● SHORT EXERCISE
Lines containing the word "czynności" should be extracted in full.

----- DATA SUPPLIED -----

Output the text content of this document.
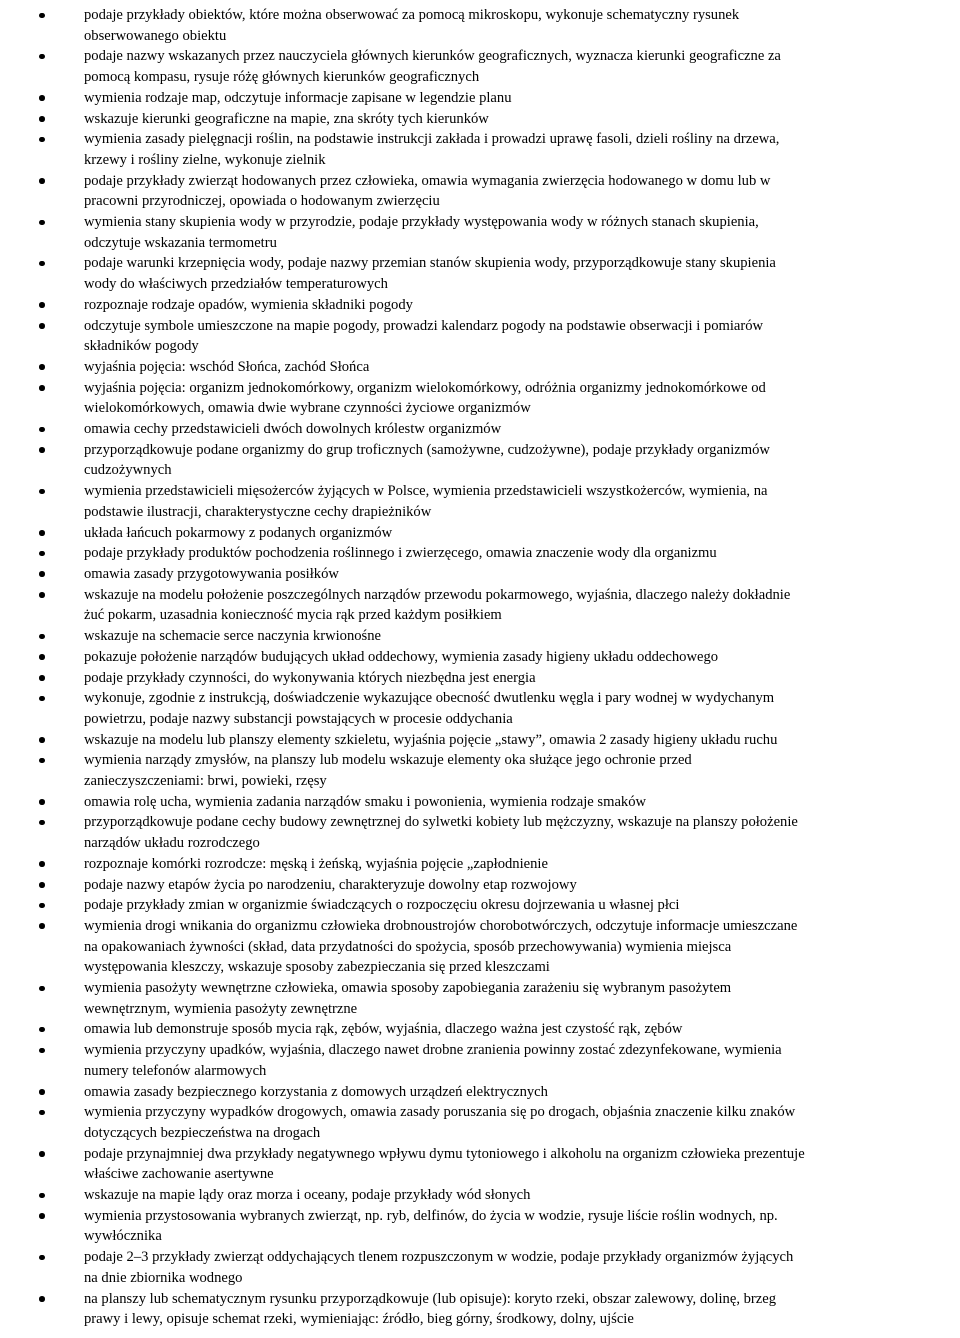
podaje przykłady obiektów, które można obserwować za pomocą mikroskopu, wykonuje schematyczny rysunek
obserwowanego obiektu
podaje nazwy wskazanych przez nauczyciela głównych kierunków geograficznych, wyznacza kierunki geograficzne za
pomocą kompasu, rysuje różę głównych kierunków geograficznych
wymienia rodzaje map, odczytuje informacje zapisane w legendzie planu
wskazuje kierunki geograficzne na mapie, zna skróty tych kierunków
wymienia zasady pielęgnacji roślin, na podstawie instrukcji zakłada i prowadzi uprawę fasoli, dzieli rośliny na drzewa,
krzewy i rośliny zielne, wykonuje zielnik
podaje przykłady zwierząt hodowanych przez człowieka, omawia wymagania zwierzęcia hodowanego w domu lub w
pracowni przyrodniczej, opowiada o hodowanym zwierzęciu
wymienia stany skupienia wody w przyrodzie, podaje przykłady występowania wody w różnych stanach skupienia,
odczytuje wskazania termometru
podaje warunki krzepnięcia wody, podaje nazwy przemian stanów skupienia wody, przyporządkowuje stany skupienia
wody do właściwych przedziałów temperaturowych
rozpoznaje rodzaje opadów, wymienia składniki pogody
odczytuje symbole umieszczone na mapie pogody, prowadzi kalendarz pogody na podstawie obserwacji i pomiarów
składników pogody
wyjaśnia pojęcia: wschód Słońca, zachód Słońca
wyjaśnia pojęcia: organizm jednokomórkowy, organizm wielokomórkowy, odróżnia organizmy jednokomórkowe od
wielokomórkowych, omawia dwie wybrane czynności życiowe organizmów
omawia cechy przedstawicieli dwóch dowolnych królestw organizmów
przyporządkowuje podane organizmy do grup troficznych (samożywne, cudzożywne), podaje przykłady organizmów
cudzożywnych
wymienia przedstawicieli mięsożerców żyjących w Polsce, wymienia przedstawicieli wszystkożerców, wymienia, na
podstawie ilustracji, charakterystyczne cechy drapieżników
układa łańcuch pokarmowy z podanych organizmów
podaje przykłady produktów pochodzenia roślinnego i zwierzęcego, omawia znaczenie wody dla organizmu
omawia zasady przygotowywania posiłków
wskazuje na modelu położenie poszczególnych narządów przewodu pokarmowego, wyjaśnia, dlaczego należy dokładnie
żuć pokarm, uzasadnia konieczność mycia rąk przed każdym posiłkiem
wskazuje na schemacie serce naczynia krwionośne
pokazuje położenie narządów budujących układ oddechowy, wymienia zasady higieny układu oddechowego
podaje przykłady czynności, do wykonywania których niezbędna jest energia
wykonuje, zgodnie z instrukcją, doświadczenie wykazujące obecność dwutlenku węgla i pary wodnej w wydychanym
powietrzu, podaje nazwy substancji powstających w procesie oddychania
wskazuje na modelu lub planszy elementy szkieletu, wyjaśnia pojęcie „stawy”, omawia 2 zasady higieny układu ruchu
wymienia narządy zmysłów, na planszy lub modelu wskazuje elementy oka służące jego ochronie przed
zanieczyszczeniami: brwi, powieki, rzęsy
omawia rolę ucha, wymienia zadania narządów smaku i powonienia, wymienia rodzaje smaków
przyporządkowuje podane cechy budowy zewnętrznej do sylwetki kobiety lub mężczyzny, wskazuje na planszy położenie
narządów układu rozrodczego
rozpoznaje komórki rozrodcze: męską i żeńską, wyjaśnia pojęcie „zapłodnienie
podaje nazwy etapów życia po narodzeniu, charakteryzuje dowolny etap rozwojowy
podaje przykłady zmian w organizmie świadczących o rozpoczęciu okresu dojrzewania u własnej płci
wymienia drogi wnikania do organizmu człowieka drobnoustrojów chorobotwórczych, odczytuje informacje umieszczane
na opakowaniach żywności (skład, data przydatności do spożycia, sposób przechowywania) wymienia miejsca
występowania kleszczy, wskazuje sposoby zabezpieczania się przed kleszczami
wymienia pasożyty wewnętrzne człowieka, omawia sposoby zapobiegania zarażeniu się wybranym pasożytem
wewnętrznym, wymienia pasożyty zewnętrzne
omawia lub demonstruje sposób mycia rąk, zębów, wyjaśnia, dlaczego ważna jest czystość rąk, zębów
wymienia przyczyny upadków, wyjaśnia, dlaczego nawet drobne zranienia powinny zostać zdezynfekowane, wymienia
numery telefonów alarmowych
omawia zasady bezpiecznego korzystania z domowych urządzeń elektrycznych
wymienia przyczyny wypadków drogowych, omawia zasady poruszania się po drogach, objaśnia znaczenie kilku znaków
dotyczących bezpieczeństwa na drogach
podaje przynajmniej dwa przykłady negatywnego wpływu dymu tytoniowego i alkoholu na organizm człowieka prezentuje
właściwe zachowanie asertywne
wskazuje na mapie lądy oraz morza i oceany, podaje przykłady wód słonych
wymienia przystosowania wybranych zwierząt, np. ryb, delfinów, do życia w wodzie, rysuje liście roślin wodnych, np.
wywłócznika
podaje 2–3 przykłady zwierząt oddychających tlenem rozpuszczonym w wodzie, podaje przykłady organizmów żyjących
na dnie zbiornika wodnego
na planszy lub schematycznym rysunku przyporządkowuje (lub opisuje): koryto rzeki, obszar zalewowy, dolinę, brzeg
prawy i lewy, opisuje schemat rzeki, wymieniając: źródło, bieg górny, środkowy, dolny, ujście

-----
----- DATA SUPPLIED -----

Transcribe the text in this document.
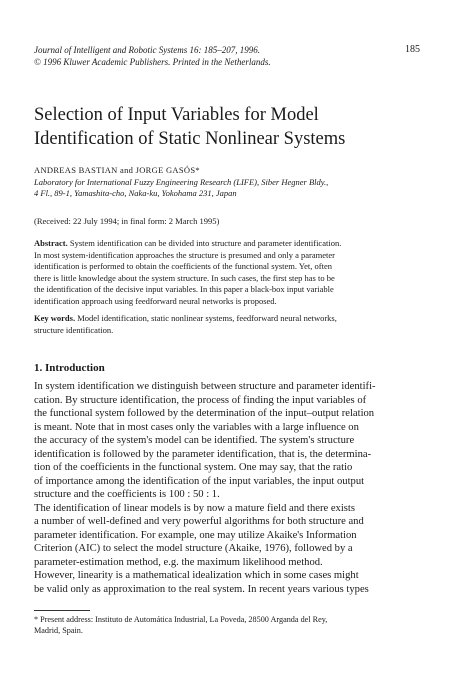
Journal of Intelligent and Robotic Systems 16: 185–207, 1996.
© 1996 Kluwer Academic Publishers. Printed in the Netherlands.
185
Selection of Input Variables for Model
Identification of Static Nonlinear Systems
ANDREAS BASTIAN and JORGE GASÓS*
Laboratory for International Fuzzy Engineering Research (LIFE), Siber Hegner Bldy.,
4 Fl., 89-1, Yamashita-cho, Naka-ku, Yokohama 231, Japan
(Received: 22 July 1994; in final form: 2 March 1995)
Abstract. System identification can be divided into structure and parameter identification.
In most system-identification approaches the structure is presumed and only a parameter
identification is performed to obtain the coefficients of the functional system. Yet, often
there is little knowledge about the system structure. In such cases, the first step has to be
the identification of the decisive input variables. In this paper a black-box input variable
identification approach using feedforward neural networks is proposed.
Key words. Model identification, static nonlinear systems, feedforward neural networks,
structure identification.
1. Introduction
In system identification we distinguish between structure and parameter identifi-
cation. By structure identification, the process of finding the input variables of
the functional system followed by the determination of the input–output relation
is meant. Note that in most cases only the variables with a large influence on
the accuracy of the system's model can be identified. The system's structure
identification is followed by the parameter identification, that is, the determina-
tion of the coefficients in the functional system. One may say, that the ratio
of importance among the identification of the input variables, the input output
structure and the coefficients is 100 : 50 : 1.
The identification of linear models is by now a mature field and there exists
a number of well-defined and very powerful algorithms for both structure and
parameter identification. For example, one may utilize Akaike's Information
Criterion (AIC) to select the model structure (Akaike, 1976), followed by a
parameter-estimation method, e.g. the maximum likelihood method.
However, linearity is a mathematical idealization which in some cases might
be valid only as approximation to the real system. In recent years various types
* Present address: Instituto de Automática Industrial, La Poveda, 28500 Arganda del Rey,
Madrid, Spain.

-----

● SOLUTION TO THIS EXERCISE
wielokomórkowych, omawia dwie wybrane czynności życiowe organizmów
podaje przykłady czynności, do wykonywania których niezbędna jest energia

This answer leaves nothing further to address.